Lines of data:
(begin)

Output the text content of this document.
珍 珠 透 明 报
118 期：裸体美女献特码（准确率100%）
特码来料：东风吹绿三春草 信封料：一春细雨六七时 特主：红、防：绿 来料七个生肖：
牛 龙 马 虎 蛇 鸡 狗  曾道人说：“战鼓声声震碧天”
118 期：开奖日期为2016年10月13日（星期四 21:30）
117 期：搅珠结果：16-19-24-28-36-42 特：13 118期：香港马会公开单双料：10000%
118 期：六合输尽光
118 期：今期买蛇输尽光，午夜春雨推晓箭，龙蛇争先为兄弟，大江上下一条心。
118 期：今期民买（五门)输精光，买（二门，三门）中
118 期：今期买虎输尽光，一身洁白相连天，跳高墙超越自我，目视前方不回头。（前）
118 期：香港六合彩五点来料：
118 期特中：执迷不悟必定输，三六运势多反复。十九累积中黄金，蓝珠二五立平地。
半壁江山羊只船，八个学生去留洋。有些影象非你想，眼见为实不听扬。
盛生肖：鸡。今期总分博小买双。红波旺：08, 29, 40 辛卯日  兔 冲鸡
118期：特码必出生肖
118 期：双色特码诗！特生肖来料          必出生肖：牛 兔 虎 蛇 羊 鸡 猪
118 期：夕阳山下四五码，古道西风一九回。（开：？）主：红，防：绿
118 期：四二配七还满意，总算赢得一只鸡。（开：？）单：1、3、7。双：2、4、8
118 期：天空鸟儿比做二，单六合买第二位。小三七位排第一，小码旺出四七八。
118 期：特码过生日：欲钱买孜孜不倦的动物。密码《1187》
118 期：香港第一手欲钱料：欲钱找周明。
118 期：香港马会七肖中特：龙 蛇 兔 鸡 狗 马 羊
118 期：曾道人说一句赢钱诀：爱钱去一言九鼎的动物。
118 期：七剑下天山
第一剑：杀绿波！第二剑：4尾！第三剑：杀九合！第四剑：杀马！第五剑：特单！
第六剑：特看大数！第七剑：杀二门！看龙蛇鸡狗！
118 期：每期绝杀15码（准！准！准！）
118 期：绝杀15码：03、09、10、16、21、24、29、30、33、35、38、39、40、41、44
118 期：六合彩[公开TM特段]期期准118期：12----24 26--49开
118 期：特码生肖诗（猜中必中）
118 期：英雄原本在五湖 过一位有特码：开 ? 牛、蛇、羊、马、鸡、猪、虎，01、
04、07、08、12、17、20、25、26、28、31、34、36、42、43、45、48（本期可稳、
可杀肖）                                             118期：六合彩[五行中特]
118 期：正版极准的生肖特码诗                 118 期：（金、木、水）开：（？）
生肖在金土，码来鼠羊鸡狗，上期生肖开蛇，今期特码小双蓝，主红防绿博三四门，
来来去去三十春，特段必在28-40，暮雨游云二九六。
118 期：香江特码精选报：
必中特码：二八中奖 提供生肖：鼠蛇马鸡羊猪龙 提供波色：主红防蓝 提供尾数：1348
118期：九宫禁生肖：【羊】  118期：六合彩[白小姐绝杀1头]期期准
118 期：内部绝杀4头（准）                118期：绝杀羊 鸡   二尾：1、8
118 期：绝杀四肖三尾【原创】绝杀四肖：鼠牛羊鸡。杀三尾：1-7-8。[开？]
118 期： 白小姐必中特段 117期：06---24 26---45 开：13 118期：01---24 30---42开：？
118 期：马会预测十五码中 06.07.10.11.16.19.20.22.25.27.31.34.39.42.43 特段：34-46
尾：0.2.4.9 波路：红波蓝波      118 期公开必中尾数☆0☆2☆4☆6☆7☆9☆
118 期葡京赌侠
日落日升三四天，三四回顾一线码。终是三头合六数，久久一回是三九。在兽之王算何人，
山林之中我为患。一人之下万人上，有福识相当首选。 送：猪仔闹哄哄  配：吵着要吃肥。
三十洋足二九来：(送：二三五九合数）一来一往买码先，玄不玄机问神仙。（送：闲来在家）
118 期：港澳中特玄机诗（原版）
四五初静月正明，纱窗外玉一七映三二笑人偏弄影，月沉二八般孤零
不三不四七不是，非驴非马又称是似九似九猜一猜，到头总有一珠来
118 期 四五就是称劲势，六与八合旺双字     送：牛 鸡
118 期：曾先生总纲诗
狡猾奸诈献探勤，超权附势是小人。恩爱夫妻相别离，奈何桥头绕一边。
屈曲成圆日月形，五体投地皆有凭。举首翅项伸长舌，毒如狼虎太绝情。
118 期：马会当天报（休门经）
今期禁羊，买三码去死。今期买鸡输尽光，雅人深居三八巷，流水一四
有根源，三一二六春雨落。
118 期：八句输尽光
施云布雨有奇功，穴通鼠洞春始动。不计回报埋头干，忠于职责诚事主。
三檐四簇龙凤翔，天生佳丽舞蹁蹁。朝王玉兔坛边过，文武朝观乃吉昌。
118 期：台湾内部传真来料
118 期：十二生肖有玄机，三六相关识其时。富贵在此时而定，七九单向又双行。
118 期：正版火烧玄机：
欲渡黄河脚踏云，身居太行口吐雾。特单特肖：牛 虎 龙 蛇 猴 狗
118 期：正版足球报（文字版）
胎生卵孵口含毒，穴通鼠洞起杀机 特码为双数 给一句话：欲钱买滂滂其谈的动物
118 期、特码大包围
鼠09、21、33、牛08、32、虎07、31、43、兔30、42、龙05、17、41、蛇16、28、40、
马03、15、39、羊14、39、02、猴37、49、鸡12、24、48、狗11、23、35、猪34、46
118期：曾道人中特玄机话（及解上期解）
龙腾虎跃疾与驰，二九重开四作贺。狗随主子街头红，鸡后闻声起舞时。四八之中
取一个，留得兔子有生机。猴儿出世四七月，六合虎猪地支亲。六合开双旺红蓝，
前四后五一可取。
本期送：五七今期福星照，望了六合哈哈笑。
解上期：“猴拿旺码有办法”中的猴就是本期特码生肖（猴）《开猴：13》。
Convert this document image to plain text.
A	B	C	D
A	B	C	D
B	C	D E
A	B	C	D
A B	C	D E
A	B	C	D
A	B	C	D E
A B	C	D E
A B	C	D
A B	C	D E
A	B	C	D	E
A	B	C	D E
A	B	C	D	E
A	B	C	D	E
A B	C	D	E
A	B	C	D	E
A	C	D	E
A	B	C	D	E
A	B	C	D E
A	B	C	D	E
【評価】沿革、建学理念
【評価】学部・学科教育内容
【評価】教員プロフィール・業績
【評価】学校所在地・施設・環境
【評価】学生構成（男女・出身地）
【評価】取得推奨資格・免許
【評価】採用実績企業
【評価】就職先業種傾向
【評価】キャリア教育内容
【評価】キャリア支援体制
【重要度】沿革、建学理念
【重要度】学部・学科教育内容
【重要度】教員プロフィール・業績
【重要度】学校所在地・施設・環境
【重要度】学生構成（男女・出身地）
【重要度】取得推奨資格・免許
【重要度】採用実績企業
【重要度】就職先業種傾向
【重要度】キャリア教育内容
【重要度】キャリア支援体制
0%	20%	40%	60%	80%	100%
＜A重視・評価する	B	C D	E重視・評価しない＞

(end)

Extract every entry in the listing word for word.

Output the text content of this document.
珍 珠 透 明 报
118 期：裸体美女献特码（准确率100%）
特码来料：东风吹绿三春草 信封料：一春细雨六七时 特主：红、防：绿 来料七个生肖：
牛 龙 马 虎 蛇 鸡 狗  曾道人说：“战鼓声声震碧天”
118 期：开奖日期为2016年10月13日（星期四 21:30）
117 期：搅珠结果：16-19-24-28-36-42 特：13 118期：香港马会公开单双料：10000%
118 期：六合输尽光
118 期：今期买蛇输尽光，午夜春雨推晓箭，龙蛇争先为兄弟，大江上下一条心。
118 期：今期民买（五门)输精光，买（二门，三门）中
118 期：今期买虎输尽光，一身洁白相连天，跳高墙超越自我，目视前方不回头。（前）
118 期：香港六合彩五点来料：
118 期特中：执迷不悟必定输，三六运势多反复。十九累积中黄金，蓝珠二五立平地。
半壁江山羊只船，八个学生去留洋。有些影象非你想，眼见为实不听扬。
盛生肖：鸡。今期总分博小买双。红波旺：08, 29, 40 辛卯日  兔 冲鸡
118期：特码必出生肖
118 期：双色特码诗！特生肖来料          必出生肖：牛 兔 虎 蛇 羊 鸡 猪
118 期：夕阳山下四五码，古道西风一九回。（开：？）主：红，防：绿
118 期：四二配七还满意，总算赢得一只鸡。（开：？）单：1、3、7。双：2、4、8
118 期：天空鸟儿比做二，单六合买第二位。小三七位排第一，小码旺出四七八。
118 期：特码过生日：欲钱买孜孜不倦的动物。密码《1187》
118 期：香港第一手欲钱料：欲钱找周明。
118 期：香港马会七肖中特：龙 蛇 兔 鸡 狗 马 羊
118 期：曾道人说一句赢钱诀：爱钱去一言九鼎的动物。
118 期：七剑下天山
第一剑：杀绿波！第二剑：4尾！第三剑：杀九合！第四剑：杀马！第五剑：特单！
第六剑：特看大数！第七剑：杀二门！看龙蛇鸡狗！
118 期：每期绝杀15码（准！准！准！）
118 期：绝杀15码：03、09、10、16、21、24、29、30、33、35、38、39、40、41、44
118 期：六合彩[公开TM特段]期期准118期：12----24 26--49开
118 期：特码生肖诗（猜中必中）
118 期：英雄原本在五湖 过一位有特码：开 ? 牛、蛇、羊、马、鸡、猪、虎，01、
04、07、08、12、17、20、25、26、28、31、34、36、42、43、45、48（本期可稳、
可杀肖）                                             118期：六合彩[五行中特]
118 期：正版极准的生肖特码诗                 118 期：（金、木、水）开：（？）
生肖在金土，码来鼠羊鸡狗，上期生肖开蛇，今期特码小双蓝，主红防绿博三四门，
来来去去三十春，特段必在28-40，暮雨游云二九六。
118 期：香江特码精选报：
必中特码：二八中奖 提供生肖：鼠蛇马鸡羊猪龙 提供波色：主红防蓝 提供尾数：1348
118期：九宫禁生肖：【羊】  118期：六合彩[白小姐绝杀1头]期期准
118 期：内部绝杀4头（准）                118期：绝杀羊 鸡   二尾：1、8
118 期：绝杀四肖三尾【原创】绝杀四肖：鼠牛羊鸡。杀三尾：1-7-8。[开？]
118 期： 白小姐必中特段 117期：06---24 26---45 开：13 118期：01---24 30---42开：？
118 期：马会预测十五码中 06.07.10.11.16.19.20.22.25.27.31.34.39.42.43 特段：34-46
尾：0.2.4.9 波路：红波蓝波      118 期公开必中尾数☆0☆2☆4☆6☆7☆9☆
118 期葡京赌侠
日落日升三四天，三四回顾一线码。终是三头合六数，久久一回是三九。在兽之王算何人，
山林之中我为患。一人之下万人上，有福识相当首选。 送：猪仔闹哄哄  配：吵着要吃肥。
三十洋足二九来：(送：二三五九合数）一来一往买码先，玄不玄机问神仙。（送：闲来在家）
118 期：港澳中特玄机诗（原版）
四五初静月正明，纱窗外玉一七映三二笑人偏弄影，月沉二八般孤零
不三不四七不是，非驴非马又称是似九似九猜一猜，到头总有一珠来
118 期 四五就是称劲势，六与八合旺双字     送：牛 鸡
118 期：曾先生总纲诗
狡猾奸诈献探勤，超权附势是小人。恩爱夫妻相别离，奈何桥头绕一边。
屈曲成圆日月形，五体投地皆有凭。举首翅项伸长舌，毒如狼虎太绝情。
118 期：马会当天报（休门经）
今期禁羊，买三码去死。今期买鸡输尽光，雅人深居三八巷，流水一四
有根源，三一二六春雨落。
118 期：八句输尽光
施云布雨有奇功，穴通鼠洞春始动。不计回报埋头干，忠于职责诚事主。
三檐四簇龙凤翔，天生佳丽舞蹁蹁。朝王玉兔坛边过，文武朝观乃吉昌。
118 期：台湾内部传真来料
118 期：十二生肖有玄机，三六相关识其时。富贵在此时而定，七九单向又双行。
118 期：正版火烧玄机：
欲渡黄河脚踏云，身居太行口吐雾。特单特肖：牛 虎 龙 蛇 猴 狗
118 期：正版足球报（文字版）
胎生卵孵口含毒，穴通鼠洞起杀机 特码为双数 给一句话：欲钱买滂滂其谈的动物
118 期、特码大包围
鼠09、21、33、牛08、32、虎07、31、43、兔30、42、龙05、17、41、蛇16、28、40、
马03、15、39、羊14、39、02、猴37、49、鸡12、24、48、狗11、23、35、猪34、46
118期：曾道人中特玄机话（及解上期解）
龙腾虎跃疾与驰，二九重开四作贺。狗随主子街头红，鸡后闻声起舞时。四八之中
取一个，留得兔子有生机。猴儿出世四七月，六合虎猪地支亲。六合开双旺红蓝，
前四后五一可取。
本期送：五七今期福星照，望了六合哈哈笑。
解上期：“猴拿旺码有办法”中的猴就是本期特码生肖（猴）《开猴：13》。
Convert this document image to plain text.
A	B	C	D
A	B	C	D
B	C	D E
A	B	C	D
A B	C	D E
A	B	C	D
A	B	C	D E
A B	C	D E
A B	C	D
A B	C	D E
A	B	C	D	E
A	B	C	D E
A	B	C	D	E
A	B	C	D	E
A B	C	D	E
A	B	C	D	E
A	C	D	E
A	B	C	D	E
A	B	C	D E
A	B	C	D	E
【評価】沿革、建学理念
【評価】学部・学科教育内容
【評価】教員プロフィール・業績
【評価】学校所在地・施設・環境
【評価】学生構成（男女・出身地）
【評価】取得推奨資格・免許
【評価】採用実績企業
【評価】就職先業種傾向
【評価】キャリア教育内容
【評価】キャリア支援体制
【重要度】沿革、建学理念
【重要度】学部・学科教育内容
【重要度】教員プロフィール・業績
【重要度】学校所在地・施設・環境
【重要度】学生構成（男女・出身地）
【重要度】取得推奨資格・免許
【重要度】採用実績企業
【重要度】就職先業種傾向
【重要度】キャリア教育内容
【重要度】キャリア支援体制
0%	20%	40%	60%	80%	100%
＜A重視・評価する	B	C D	E重視・評価しない＞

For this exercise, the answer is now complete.